**REQUIRED WORK**
Read the data and repeat it in full, exactly.

>> BEGIN RECORDS

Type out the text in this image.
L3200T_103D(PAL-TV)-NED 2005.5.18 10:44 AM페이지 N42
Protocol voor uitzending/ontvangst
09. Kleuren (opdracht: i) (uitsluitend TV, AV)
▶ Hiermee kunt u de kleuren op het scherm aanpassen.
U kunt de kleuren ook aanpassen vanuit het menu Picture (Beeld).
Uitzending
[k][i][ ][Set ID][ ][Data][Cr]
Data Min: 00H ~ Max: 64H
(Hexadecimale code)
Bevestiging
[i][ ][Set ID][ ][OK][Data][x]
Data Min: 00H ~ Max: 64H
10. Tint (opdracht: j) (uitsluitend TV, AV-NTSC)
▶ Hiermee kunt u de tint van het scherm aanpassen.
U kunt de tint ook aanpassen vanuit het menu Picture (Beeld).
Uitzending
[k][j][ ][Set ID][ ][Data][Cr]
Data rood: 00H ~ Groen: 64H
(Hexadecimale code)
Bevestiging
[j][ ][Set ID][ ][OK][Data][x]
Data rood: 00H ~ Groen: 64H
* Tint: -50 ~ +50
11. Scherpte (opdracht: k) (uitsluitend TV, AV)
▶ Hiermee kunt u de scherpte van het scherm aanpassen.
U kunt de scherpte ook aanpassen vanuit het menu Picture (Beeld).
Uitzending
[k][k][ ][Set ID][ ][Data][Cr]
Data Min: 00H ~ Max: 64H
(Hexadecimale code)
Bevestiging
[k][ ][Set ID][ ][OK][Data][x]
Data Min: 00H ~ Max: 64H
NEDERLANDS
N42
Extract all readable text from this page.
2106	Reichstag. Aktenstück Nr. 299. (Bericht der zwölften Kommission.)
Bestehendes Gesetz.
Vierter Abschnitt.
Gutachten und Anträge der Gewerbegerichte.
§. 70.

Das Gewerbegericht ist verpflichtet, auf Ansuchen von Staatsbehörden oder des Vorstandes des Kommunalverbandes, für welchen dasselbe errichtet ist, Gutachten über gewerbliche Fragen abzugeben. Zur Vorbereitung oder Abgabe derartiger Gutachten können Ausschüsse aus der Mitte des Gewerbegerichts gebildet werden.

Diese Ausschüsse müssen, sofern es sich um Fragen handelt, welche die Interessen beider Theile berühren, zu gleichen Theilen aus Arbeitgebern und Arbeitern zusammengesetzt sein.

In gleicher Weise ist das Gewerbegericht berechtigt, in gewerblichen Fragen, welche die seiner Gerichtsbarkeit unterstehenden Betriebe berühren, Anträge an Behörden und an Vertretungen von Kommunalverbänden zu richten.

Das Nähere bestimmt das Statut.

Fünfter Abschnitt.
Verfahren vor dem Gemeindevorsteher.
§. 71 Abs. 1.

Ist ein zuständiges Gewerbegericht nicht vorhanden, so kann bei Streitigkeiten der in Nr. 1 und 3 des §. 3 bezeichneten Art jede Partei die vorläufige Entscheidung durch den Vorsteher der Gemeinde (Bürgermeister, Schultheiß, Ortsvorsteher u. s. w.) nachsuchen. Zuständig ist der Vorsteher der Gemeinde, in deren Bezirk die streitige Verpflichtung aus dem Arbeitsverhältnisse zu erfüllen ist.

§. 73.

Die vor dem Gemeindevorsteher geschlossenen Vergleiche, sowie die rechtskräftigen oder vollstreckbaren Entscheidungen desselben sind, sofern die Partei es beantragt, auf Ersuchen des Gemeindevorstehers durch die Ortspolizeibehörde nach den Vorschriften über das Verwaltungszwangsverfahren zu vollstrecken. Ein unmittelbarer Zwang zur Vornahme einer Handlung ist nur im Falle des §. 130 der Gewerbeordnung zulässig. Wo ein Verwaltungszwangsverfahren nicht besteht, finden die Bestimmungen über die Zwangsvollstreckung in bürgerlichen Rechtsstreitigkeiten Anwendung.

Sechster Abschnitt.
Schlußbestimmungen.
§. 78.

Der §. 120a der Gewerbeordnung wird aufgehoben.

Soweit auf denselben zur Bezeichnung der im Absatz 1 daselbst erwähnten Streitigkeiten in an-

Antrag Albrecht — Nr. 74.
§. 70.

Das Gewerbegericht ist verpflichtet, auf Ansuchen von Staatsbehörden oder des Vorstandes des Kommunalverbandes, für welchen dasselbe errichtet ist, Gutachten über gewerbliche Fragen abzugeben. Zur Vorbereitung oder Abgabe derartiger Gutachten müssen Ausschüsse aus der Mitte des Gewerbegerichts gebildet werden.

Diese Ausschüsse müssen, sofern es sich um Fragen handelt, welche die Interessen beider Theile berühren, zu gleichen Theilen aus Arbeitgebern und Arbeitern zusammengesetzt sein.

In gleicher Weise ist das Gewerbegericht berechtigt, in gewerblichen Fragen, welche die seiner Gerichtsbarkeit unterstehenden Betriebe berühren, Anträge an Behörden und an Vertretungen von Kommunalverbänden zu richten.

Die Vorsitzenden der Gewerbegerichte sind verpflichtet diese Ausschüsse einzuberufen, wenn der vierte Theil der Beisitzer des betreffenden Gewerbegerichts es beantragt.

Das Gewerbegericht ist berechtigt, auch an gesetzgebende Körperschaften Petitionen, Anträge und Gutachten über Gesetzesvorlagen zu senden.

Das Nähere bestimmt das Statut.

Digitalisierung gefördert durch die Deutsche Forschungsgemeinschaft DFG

>> END RECORDS

**THE ANSWER**
Type out the text in this image.
L3200T_103D(PAL-TV)-NED 2005.5.18 10:44 AM페이지 N42
Protocol voor uitzending/ontvangst
09. Kleuren (opdracht: i) (uitsluitend TV, AV)
▶ Hiermee kunt u de kleuren op het scherm aanpassen.
U kunt de kleuren ook aanpassen vanuit het menu Picture (Beeld).
Uitzending
[k][i][ ][Set ID][ ][Data][Cr]
Data Min: 00H ~ Max: 64H
(Hexadecimale code)
Bevestiging
[i][ ][Set ID][ ][OK][Data][x]
Data Min: 00H ~ Max: 64H
10. Tint (opdracht: j) (uitsluitend TV, AV-NTSC)
▶ Hiermee kunt u de tint van het scherm aanpassen.
U kunt de tint ook aanpassen vanuit het menu Picture (Beeld).
Uitzending
[k][j][ ][Set ID][ ][Data][Cr]
Data rood: 00H ~ Groen: 64H
(Hexadecimale code)
Bevestiging
[j][ ][Set ID][ ][OK][Data][x]
Data rood: 00H ~ Groen: 64H
* Tint: -50 ~ +50
11. Scherpte (opdracht: k) (uitsluitend TV, AV)
▶ Hiermee kunt u de scherpte van het scherm aanpassen.
U kunt de scherpte ook aanpassen vanuit het menu Picture (Beeld).
Uitzending
[k][k][ ][Set ID][ ][Data][Cr]
Data Min: 00H ~ Max: 64H
(Hexadecimale code)
Bevestiging
[k][ ][Set ID][ ][OK][Data][x]
Data Min: 00H ~ Max: 64H
NEDERLANDS
N42
Extract all readable text from this page.
2106	Reichstag. Aktenstück Nr. 299. (Bericht der zwölften Kommission.)
Bestehendes Gesetz.
Vierter Abschnitt.
Gutachten und Anträge der Gewerbegerichte.
§. 70.

Das Gewerbegericht ist verpflichtet, auf Ansuchen von Staatsbehörden oder des Vorstandes des Kommunalverbandes, für welchen dasselbe errichtet ist, Gutachten über gewerbliche Fragen abzugeben. Zur Vorbereitung oder Abgabe derartiger Gutachten können Ausschüsse aus der Mitte des Gewerbegerichts gebildet werden.

Diese Ausschüsse müssen, sofern es sich um Fragen handelt, welche die Interessen beider Theile berühren, zu gleichen Theilen aus Arbeitgebern und Arbeitern zusammengesetzt sein.

In gleicher Weise ist das Gewerbegericht berechtigt, in gewerblichen Fragen, welche die seiner Gerichtsbarkeit unterstehenden Betriebe berühren, Anträge an Behörden und an Vertretungen von Kommunalverbänden zu richten.

Das Nähere bestimmt das Statut.

Fünfter Abschnitt.
Verfahren vor dem Gemeindevorsteher.
§. 71 Abs. 1.

Ist ein zuständiges Gewerbegericht nicht vorhanden, so kann bei Streitigkeiten der in Nr. 1 und 3 des §. 3 bezeichneten Art jede Partei die vorläufige Entscheidung durch den Vorsteher der Gemeinde (Bürgermeister, Schultheiß, Ortsvorsteher u. s. w.) nachsuchen. Zuständig ist der Vorsteher der Gemeinde, in deren Bezirk die streitige Verpflichtung aus dem Arbeitsverhältnisse zu erfüllen ist.

§. 73.

Die vor dem Gemeindevorsteher geschlossenen Vergleiche, sowie die rechtskräftigen oder vollstreckbaren Entscheidungen desselben sind, sofern die Partei es beantragt, auf Ersuchen des Gemeindevorstehers durch die Ortspolizeibehörde nach den Vorschriften über das Verwaltungszwangsverfahren zu vollstrecken. Ein unmittelbarer Zwang zur Vornahme einer Handlung ist nur im Falle des §. 130 der Gewerbeordnung zulässig. Wo ein Verwaltungszwangsverfahren nicht besteht, finden die Bestimmungen über die Zwangsvollstreckung in bürgerlichen Rechtsstreitigkeiten Anwendung.

Sechster Abschnitt.
Schlußbestimmungen.
§. 78.

Der §. 120a der Gewerbeordnung wird aufgehoben.

Soweit auf denselben zur Bezeichnung der im Absatz 1 daselbst erwähnten Streitigkeiten in an-

Antrag Albrecht — Nr. 74.
§. 70.

Das Gewerbegericht ist verpflichtet, auf Ansuchen von Staatsbehörden oder des Vorstandes des Kommunalverbandes, für welchen dasselbe errichtet ist, Gutachten über gewerbliche Fragen abzugeben. Zur Vorbereitung oder Abgabe derartiger Gutachten müssen Ausschüsse aus der Mitte des Gewerbegerichts gebildet werden.

Diese Ausschüsse müssen, sofern es sich um Fragen handelt, welche die Interessen beider Theile berühren, zu gleichen Theilen aus Arbeitgebern und Arbeitern zusammengesetzt sein.

In gleicher Weise ist das Gewerbegericht berechtigt, in gewerblichen Fragen, welche die seiner Gerichtsbarkeit unterstehenden Betriebe berühren, Anträge an Behörden und an Vertretungen von Kommunalverbänden zu richten.

Die Vorsitzenden der Gewerbegerichte sind verpflichtet diese Ausschüsse einzuberufen, wenn der vierte Theil der Beisitzer des betreffenden Gewerbegerichts es beantragt.

Das Gewerbegericht ist berechtigt, auch an gesetzgebende Körperschaften Petitionen, Anträge und Gutachten über Gesetzesvorlagen zu senden.

Das Nähere bestimmt das Statut.

Digitalisierung gefördert durch die Deutsche Forschungsgemeinschaft DFG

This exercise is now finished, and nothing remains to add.